[Start Entries shown]

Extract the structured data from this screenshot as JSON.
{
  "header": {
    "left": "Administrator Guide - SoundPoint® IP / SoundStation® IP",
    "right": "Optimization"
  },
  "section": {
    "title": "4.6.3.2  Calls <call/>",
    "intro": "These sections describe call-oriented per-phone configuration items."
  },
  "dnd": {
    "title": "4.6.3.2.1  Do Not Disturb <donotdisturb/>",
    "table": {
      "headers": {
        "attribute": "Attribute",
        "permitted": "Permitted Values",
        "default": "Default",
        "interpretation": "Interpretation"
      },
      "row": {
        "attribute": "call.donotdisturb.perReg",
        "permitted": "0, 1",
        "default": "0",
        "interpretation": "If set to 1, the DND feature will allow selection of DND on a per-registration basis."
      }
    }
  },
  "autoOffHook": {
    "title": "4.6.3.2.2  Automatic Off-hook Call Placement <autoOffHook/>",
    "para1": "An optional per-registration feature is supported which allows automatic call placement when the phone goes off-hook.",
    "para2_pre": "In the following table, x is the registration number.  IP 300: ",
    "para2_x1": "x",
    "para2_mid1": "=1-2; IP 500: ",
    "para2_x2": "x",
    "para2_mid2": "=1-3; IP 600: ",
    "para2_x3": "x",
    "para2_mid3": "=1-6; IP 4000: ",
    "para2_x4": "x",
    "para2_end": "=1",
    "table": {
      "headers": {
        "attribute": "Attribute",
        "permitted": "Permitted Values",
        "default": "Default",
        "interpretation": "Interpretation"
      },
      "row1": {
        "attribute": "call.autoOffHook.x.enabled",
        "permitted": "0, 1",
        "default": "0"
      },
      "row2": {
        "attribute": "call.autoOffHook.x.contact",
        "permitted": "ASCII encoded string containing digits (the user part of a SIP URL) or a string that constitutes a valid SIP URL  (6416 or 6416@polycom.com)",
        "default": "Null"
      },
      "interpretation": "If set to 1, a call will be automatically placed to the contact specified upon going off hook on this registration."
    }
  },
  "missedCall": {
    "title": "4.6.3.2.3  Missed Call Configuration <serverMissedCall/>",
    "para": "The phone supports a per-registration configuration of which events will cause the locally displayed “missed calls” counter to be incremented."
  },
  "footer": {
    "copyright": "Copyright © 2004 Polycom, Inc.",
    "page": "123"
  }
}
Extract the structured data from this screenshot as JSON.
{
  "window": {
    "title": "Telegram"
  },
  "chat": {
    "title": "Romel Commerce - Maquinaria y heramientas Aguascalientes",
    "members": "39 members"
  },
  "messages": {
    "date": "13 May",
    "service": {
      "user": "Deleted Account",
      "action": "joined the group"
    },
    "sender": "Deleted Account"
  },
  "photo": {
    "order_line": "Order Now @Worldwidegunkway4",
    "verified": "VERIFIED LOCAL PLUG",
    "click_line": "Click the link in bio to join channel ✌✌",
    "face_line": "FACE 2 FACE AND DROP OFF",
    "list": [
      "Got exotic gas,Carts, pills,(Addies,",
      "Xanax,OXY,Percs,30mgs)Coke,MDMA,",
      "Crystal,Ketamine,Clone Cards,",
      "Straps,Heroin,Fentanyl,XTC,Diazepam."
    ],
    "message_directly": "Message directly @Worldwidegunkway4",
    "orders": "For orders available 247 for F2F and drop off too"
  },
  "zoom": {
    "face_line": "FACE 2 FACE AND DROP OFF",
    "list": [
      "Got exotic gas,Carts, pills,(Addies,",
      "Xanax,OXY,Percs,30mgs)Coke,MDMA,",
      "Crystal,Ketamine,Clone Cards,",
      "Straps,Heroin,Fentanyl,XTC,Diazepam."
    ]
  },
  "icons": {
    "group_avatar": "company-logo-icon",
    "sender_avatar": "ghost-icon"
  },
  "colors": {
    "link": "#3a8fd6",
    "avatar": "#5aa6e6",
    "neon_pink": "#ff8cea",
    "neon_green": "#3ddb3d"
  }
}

[End Entries shown]

Go through the listing and copy all of it exactly.

Extract the structured data from this screenshot as JSON.
{
  "header": {
    "left": "Administrator Guide - SoundPoint® IP / SoundStation® IP",
    "right": "Optimization"
  },
  "section": {
    "title": "4.6.3.2  Calls <call/>",
    "intro": "These sections describe call-oriented per-phone configuration items."
  },
  "dnd": {
    "title": "4.6.3.2.1  Do Not Disturb <donotdisturb/>",
    "table": {
      "headers": {
        "attribute": "Attribute",
        "permitted": "Permitted Values",
        "default": "Default",
        "interpretation": "Interpretation"
      },
      "row": {
        "attribute": "call.donotdisturb.perReg",
        "permitted": "0, 1",
        "default": "0",
        "interpretation": "If set to 1, the DND feature will allow selection of DND on a per-registration basis."
      }
    }
  },
  "autoOffHook": {
    "title": "4.6.3.2.2  Automatic Off-hook Call Placement <autoOffHook/>",
    "para1": "An optional per-registration feature is supported which allows automatic call placement when the phone goes off-hook.",
    "para2_pre": "In the following table, x is the registration number.  IP 300: ",
    "para2_x1": "x",
    "para2_mid1": "=1-2; IP 500: ",
    "para2_x2": "x",
    "para2_mid2": "=1-3; IP 600: ",
    "para2_x3": "x",
    "para2_mid3": "=1-6; IP 4000: ",
    "para2_x4": "x",
    "para2_end": "=1",
    "table": {
      "headers": {
        "attribute": "Attribute",
        "permitted": "Permitted Values",
        "default": "Default",
        "interpretation": "Interpretation"
      },
      "row1": {
        "attribute": "call.autoOffHook.x.enabled",
        "permitted": "0, 1",
        "default": "0"
      },
      "row2": {
        "attribute": "call.autoOffHook.x.contact",
        "permitted": "ASCII encoded string containing digits (the user part of a SIP URL) or a string that constitutes a valid SIP URL  (6416 or 6416@polycom.com)",
        "default": "Null"
      },
      "interpretation": "If set to 1, a call will be automatically placed to the contact specified upon going off hook on this registration."
    }
  },
  "missedCall": {
    "title": "4.6.3.2.3  Missed Call Configuration <serverMissedCall/>",
    "para": "The phone supports a per-registration configuration of which events will cause the locally displayed “missed calls” counter to be incremented."
  },
  "footer": {
    "copyright": "Copyright © 2004 Polycom, Inc.",
    "page": "123"
  }
}
Extract the structured data from this screenshot as JSON.
{
  "window": {
    "title": "Telegram"
  },
  "chat": {
    "title": "Romel Commerce - Maquinaria y heramientas Aguascalientes",
    "members": "39 members"
  },
  "messages": {
    "date": "13 May",
    "service": {
      "user": "Deleted Account",
      "action": "joined the group"
    },
    "sender": "Deleted Account"
  },
  "photo": {
    "order_line": "Order Now @Worldwidegunkway4",
    "verified": "VERIFIED LOCAL PLUG",
    "click_line": "Click the link in bio to join channel ✌✌",
    "face_line": "FACE 2 FACE AND DROP OFF",
    "list": [
      "Got exotic gas,Carts, pills,(Addies,",
      "Xanax,OXY,Percs,30mgs)Coke,MDMA,",
      "Crystal,Ketamine,Clone Cards,",
      "Straps,Heroin,Fentanyl,XTC,Diazepam."
    ],
    "message_directly": "Message directly @Worldwidegunkway4",
    "orders": "For orders available 247 for F2F and drop off too"
  },
  "zoom": {
    "face_line": "FACE 2 FACE AND DROP OFF",
    "list": [
      "Got exotic gas,Carts, pills,(Addies,",
      "Xanax,OXY,Percs,30mgs)Coke,MDMA,",
      "Crystal,Ketamine,Clone Cards,",
      "Straps,Heroin,Fentanyl,XTC,Diazepam."
    ]
  },
  "icons": {
    "group_avatar": "company-logo-icon",
    "sender_avatar": "ghost-icon"
  },
  "colors": {
    "link": "#3a8fd6",
    "avatar": "#5aa6e6",
    "neon_pink": "#ff8cea",
    "neon_green": "#3ddb3d"
  }
}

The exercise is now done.